Saved entries:
'''

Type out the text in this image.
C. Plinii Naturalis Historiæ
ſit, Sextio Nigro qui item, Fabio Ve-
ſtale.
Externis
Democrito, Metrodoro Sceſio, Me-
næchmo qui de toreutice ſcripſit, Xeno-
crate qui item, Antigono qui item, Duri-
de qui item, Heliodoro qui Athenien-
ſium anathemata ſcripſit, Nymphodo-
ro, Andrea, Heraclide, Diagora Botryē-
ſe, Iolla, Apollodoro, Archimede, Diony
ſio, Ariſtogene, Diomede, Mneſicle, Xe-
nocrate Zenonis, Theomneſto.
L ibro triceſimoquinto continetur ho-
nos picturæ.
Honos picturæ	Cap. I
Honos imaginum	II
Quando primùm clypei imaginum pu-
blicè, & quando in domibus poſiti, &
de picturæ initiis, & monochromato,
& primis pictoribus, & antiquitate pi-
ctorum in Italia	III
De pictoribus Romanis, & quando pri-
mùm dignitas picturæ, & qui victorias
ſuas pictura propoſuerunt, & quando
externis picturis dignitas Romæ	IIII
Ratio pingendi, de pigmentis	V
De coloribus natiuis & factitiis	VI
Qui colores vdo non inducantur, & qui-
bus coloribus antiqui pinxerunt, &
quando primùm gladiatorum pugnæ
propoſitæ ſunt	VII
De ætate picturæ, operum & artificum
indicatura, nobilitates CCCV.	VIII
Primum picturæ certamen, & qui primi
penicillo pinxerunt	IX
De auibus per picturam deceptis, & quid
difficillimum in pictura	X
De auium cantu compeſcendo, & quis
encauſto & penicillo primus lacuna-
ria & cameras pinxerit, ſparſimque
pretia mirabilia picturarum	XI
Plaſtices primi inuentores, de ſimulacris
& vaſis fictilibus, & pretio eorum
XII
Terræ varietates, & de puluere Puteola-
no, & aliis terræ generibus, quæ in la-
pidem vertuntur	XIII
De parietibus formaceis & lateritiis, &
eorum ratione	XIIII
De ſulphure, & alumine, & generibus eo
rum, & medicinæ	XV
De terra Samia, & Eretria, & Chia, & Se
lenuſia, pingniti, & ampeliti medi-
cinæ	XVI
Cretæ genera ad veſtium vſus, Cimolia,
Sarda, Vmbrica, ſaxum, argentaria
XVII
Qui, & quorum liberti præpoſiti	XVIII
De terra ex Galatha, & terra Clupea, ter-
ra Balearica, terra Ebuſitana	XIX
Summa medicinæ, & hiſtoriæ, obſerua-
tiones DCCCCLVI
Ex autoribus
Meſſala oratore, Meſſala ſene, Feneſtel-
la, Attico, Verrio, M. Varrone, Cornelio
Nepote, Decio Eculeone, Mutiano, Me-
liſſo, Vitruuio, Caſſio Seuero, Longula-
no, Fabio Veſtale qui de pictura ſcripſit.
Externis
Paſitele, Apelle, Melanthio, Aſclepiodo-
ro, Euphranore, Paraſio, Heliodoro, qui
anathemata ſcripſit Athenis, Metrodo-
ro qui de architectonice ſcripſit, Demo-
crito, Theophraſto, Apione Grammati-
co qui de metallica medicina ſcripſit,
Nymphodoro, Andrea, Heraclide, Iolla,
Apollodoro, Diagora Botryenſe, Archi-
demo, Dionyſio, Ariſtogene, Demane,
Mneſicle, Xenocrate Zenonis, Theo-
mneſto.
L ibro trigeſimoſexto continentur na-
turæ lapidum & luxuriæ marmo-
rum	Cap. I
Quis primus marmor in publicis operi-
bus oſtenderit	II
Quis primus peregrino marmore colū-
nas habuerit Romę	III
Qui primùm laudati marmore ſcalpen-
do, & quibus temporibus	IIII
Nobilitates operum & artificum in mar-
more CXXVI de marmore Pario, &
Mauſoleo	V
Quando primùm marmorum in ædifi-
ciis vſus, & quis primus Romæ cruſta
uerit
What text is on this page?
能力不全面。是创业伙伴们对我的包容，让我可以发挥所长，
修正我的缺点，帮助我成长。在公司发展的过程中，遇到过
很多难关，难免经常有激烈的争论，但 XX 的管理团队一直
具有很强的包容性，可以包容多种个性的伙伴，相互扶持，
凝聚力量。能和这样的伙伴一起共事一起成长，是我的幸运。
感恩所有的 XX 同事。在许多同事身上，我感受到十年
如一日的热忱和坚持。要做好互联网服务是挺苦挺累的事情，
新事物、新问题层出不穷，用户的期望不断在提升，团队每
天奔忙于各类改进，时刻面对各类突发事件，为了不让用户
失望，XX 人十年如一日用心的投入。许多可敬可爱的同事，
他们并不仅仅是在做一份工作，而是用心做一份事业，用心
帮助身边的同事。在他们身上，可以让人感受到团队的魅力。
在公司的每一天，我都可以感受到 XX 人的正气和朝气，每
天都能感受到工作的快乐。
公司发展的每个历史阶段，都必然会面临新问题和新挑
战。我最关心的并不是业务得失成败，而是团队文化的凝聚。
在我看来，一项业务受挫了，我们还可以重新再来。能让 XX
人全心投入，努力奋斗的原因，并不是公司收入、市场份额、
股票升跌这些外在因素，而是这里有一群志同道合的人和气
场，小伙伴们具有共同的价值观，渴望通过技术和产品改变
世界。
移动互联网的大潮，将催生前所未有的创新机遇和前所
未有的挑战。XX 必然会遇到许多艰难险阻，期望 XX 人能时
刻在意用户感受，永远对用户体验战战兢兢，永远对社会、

'''
'''

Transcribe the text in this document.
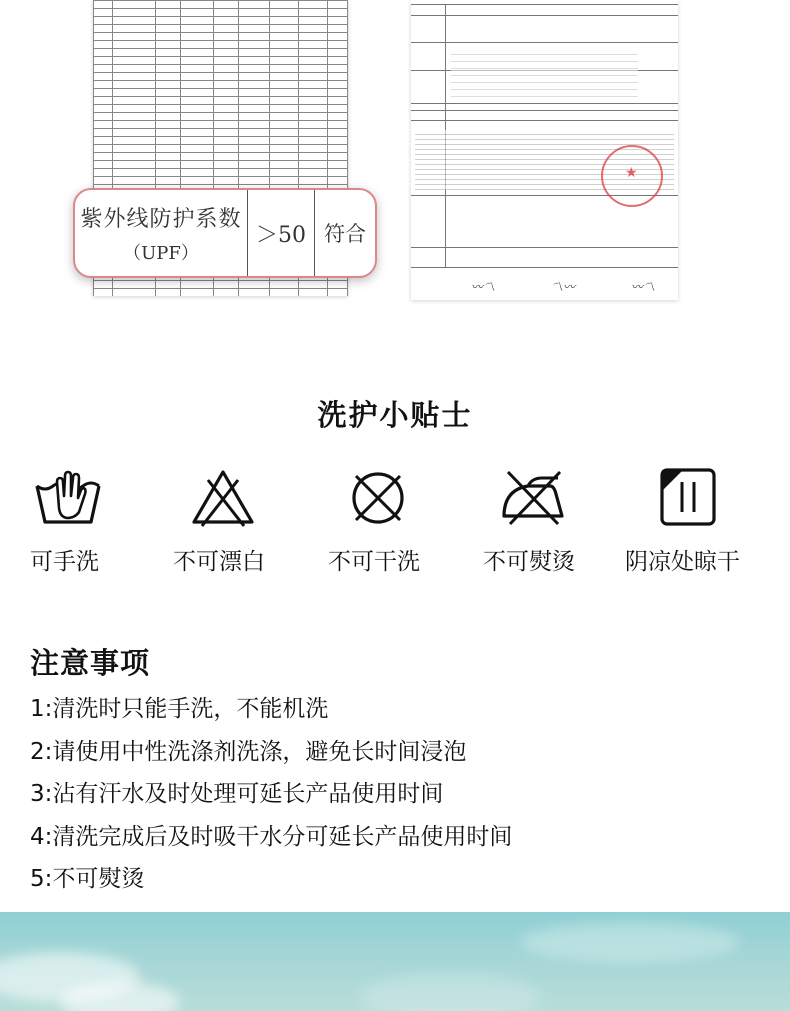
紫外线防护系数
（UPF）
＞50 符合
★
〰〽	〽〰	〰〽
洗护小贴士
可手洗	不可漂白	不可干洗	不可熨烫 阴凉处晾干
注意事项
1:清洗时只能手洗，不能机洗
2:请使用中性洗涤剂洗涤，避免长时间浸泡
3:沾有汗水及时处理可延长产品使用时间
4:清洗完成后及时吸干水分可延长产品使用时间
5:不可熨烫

'''

▶ _GIVEN INSTRUCTION_:
Report all lines of the data that include the word "artificum".

▶ _CORRECT ANSWER_:
De ætate picturæ, operum & artificum
Nobilitates operum & artificum in mar-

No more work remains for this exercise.